◆ RECORDS PROVIDED:
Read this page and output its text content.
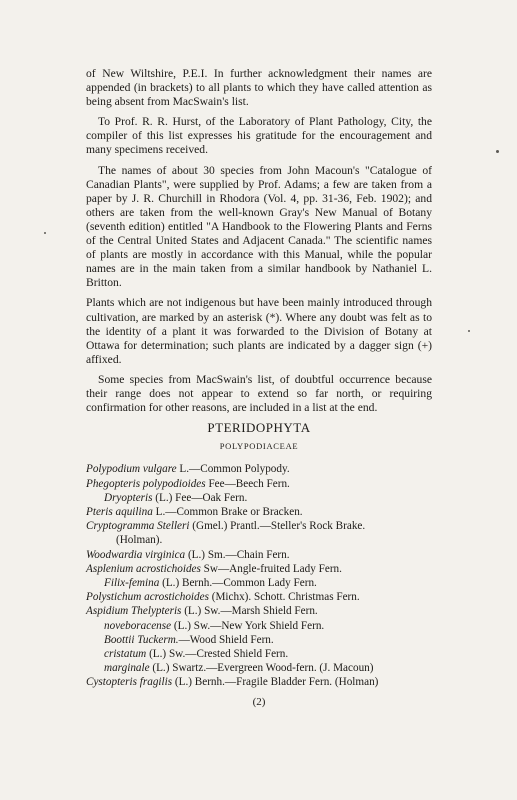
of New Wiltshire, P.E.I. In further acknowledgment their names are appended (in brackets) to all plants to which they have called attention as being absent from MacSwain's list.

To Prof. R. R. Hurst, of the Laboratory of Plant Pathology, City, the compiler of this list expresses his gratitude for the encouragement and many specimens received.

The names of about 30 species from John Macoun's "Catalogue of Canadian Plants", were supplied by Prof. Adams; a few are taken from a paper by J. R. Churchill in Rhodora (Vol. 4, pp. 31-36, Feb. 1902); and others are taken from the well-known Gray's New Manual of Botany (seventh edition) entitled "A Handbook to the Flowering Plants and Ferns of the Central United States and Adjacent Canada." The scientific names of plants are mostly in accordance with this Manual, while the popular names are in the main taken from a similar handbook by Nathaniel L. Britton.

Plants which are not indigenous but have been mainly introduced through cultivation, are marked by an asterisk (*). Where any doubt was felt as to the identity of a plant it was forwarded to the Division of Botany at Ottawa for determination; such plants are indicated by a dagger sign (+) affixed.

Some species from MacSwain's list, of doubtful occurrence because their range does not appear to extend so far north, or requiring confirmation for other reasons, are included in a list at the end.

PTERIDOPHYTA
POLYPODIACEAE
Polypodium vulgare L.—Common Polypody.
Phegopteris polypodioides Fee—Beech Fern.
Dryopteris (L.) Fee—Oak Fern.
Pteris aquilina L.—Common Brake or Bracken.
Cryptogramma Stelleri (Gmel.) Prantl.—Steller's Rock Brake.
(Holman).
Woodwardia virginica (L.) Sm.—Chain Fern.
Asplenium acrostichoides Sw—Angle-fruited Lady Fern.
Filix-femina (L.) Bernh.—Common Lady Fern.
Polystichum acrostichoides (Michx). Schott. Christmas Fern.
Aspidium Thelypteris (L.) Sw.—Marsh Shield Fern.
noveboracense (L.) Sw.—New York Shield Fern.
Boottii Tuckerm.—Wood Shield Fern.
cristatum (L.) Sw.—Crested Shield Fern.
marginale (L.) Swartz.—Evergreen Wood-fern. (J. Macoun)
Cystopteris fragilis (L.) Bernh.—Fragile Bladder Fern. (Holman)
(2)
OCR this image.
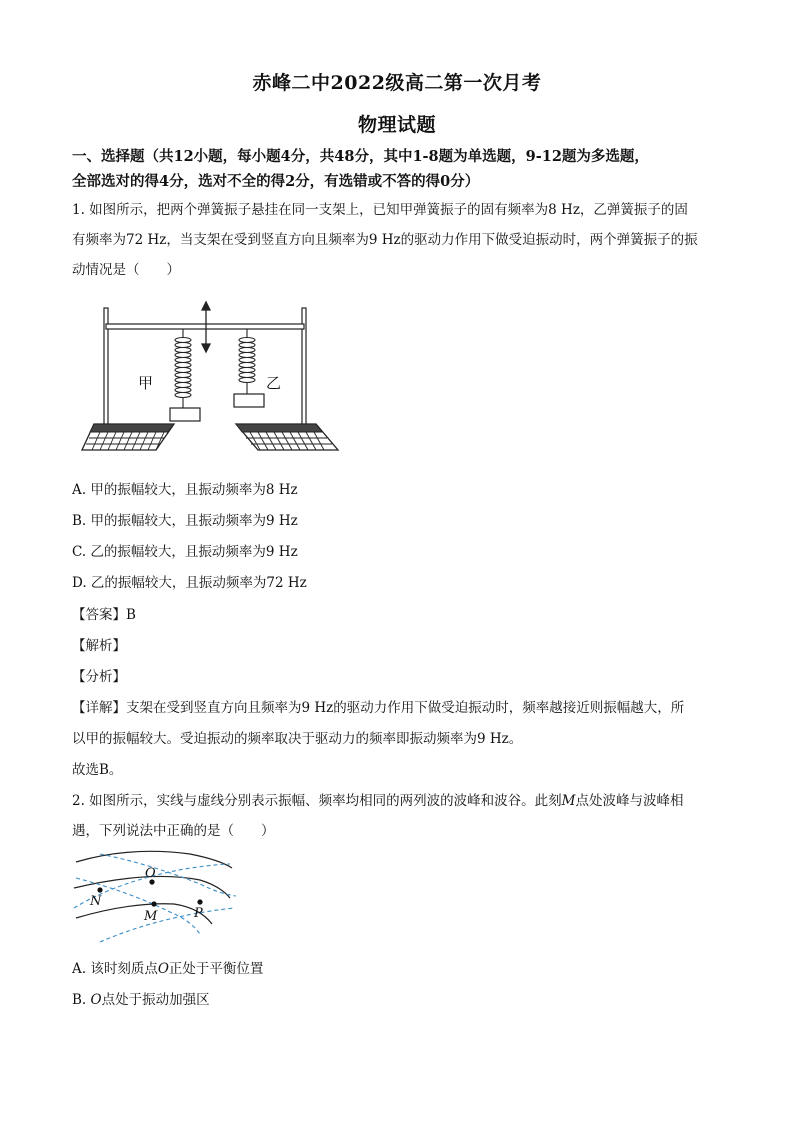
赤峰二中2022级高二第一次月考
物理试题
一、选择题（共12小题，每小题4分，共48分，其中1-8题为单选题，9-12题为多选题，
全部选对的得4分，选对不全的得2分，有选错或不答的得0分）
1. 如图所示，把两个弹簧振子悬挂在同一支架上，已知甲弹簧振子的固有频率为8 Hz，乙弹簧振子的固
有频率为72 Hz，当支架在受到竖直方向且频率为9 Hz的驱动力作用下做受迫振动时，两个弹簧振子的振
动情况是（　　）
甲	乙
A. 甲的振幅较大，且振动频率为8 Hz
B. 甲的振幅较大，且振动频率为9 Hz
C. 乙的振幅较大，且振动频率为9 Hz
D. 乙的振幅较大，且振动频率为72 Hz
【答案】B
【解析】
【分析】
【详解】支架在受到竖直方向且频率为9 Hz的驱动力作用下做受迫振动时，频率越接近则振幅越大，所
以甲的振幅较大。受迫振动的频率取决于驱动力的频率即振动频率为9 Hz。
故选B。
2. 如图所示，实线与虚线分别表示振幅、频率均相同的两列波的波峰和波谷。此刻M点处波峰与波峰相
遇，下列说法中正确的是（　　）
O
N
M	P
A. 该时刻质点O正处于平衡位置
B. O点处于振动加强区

◆ SHORT EXERCISE: Copy the entries above faithfully and omit every image.

◆ RESPONSE TO THE TASK:
Read this page and output its text content.
of New Wiltshire, P.E.I. In further acknowledgment their names are appended (in brackets) to all plants to which they have called attention as being absent from MacSwain's list.

To Prof. R. R. Hurst, of the Laboratory of Plant Pathology, City, the compiler of this list expresses his gratitude for the encouragement and many specimens received.

The names of about 30 species from John Macoun's "Catalogue of Canadian Plants", were supplied by Prof. Adams; a few are taken from a paper by J. R. Churchill in Rhodora (Vol. 4, pp. 31-36, Feb. 1902); and others are taken from the well-known Gray's New Manual of Botany (seventh edition) entitled "A Handbook to the Flowering Plants and Ferns of the Central United States and Adjacent Canada." The scientific names of plants are mostly in accordance with this Manual, while the popular names are in the main taken from a similar handbook by Nathaniel L. Britton.

Plants which are not indigenous but have been mainly introduced through cultivation, are marked by an asterisk (*). Where any doubt was felt as to the identity of a plant it was forwarded to the Division of Botany at Ottawa for determination; such plants are indicated by a dagger sign (+) affixed.

Some species from MacSwain's list, of doubtful occurrence because their range does not appear to extend so far north, or requiring confirmation for other reasons, are included in a list at the end.

PTERIDOPHYTA
POLYPODIACEAE
Polypodium vulgare L.—Common Polypody.
Phegopteris polypodioides Fee—Beech Fern.
Dryopteris (L.) Fee—Oak Fern.
Pteris aquilina L.—Common Brake or Bracken.
Cryptogramma Stelleri (Gmel.) Prantl.—Steller's Rock Brake.
(Holman).
Woodwardia virginica (L.) Sm.—Chain Fern.
Asplenium acrostichoides Sw—Angle-fruited Lady Fern.
Filix-femina (L.) Bernh.—Common Lady Fern.
Polystichum acrostichoides (Michx). Schott. Christmas Fern.
Aspidium Thelypteris (L.) Sw.—Marsh Shield Fern.
noveboracense (L.) Sw.—New York Shield Fern.
Boottii Tuckerm.—Wood Shield Fern.
cristatum (L.) Sw.—Crested Shield Fern.
marginale (L.) Swartz.—Evergreen Wood-fern. (J. Macoun)
Cystopteris fragilis (L.) Bernh.—Fragile Bladder Fern. (Holman)
(2)
OCR this image.
赤峰二中2022级高二第一次月考
物理试题
一、选择题（共12小题，每小题4分，共48分，其中1-8题为单选题，9-12题为多选题，
全部选对的得4分，选对不全的得2分，有选错或不答的得0分）
1. 如图所示，把两个弹簧振子悬挂在同一支架上，已知甲弹簧振子的固有频率为8 Hz，乙弹簧振子的固
有频率为72 Hz，当支架在受到竖直方向且频率为9 Hz的驱动力作用下做受迫振动时，两个弹簧振子的振
动情况是（　　）
甲	乙
A. 甲的振幅较大，且振动频率为8 Hz
B. 甲的振幅较大，且振动频率为9 Hz
C. 乙的振幅较大，且振动频率为9 Hz
D. 乙的振幅较大，且振动频率为72 Hz
【答案】B
【解析】
【分析】
【详解】支架在受到竖直方向且频率为9 Hz的驱动力作用下做受迫振动时，频率越接近则振幅越大，所
以甲的振幅较大。受迫振动的频率取决于驱动力的频率即振动频率为9 Hz。
故选B。
2. 如图所示，实线与虚线分别表示振幅、频率均相同的两列波的波峰和波谷。此刻M点处波峰与波峰相
遇，下列说法中正确的是（　　）
O
N
M	P
A. 该时刻质点O正处于平衡位置
B. O点处于振动加强区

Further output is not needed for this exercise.